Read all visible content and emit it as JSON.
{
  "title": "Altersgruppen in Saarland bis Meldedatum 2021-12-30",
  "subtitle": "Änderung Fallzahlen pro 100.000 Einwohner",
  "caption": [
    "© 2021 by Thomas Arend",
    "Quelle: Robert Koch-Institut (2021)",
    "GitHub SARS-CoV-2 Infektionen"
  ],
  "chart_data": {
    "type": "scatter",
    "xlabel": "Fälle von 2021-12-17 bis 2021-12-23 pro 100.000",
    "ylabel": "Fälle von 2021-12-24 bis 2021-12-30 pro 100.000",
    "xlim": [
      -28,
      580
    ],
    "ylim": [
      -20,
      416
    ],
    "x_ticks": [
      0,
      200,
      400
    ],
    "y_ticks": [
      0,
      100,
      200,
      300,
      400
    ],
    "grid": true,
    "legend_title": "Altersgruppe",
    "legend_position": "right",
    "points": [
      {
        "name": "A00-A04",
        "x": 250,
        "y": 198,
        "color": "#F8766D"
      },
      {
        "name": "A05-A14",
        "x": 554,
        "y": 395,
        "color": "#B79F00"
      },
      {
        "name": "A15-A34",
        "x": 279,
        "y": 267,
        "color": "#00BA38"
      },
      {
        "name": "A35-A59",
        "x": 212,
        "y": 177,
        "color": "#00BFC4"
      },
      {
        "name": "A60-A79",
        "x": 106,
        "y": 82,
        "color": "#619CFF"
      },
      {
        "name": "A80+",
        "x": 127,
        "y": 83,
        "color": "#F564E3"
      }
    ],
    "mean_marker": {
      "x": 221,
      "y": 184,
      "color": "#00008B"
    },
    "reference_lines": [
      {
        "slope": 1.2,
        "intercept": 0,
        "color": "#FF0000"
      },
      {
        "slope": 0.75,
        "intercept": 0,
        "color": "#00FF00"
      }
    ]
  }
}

########################################

▶ [EXERCISE]:
Give an exact repetition of all the material.

▶ [WRITTEN ANSWER]:
Read all visible content and emit it as JSON.
{
  "title": "Altersgruppen in Saarland bis Meldedatum 2021-12-30",
  "subtitle": "Änderung Fallzahlen pro 100.000 Einwohner",
  "caption": [
    "© 2021 by Thomas Arend",
    "Quelle: Robert Koch-Institut (2021)",
    "GitHub SARS-CoV-2 Infektionen"
  ],
  "chart_data": {
    "type": "scatter",
    "xlabel": "Fälle von 2021-12-17 bis 2021-12-23 pro 100.000",
    "ylabel": "Fälle von 2021-12-24 bis 2021-12-30 pro 100.000",
    "xlim": [
      -28,
      580
    ],
    "ylim": [
      -20,
      416
    ],
    "x_ticks": [
      0,
      200,
      400
    ],
    "y_ticks": [
      0,
      100,
      200,
      300,
      400
    ],
    "grid": true,
    "legend_title": "Altersgruppe",
    "legend_position": "right",
    "points": [
      {
        "name": "A00-A04",
        "x": 250,
        "y": 198,
        "color": "#F8766D"
      },
      {
        "name": "A05-A14",
        "x": 554,
        "y": 395,
        "color": "#B79F00"
      },
      {
        "name": "A15-A34",
        "x": 279,
        "y": 267,
        "color": "#00BA38"
      },
      {
        "name": "A35-A59",
        "x": 212,
        "y": 177,
        "color": "#00BFC4"
      },
      {
        "name": "A60-A79",
        "x": 106,
        "y": 82,
        "color": "#619CFF"
      },
      {
        "name": "A80+",
        "x": 127,
        "y": 83,
        "color": "#F564E3"
      }
    ],
    "mean_marker": {
      "x": 221,
      "y": 184,
      "color": "#00008B"
    },
    "reference_lines": [
      {
        "slope": 1.2,
        "intercept": 0,
        "color": "#FF0000"
      },
      {
        "slope": 0.75,
        "intercept": 0,
        "color": "#00FF00"
      }
    ]
  }
}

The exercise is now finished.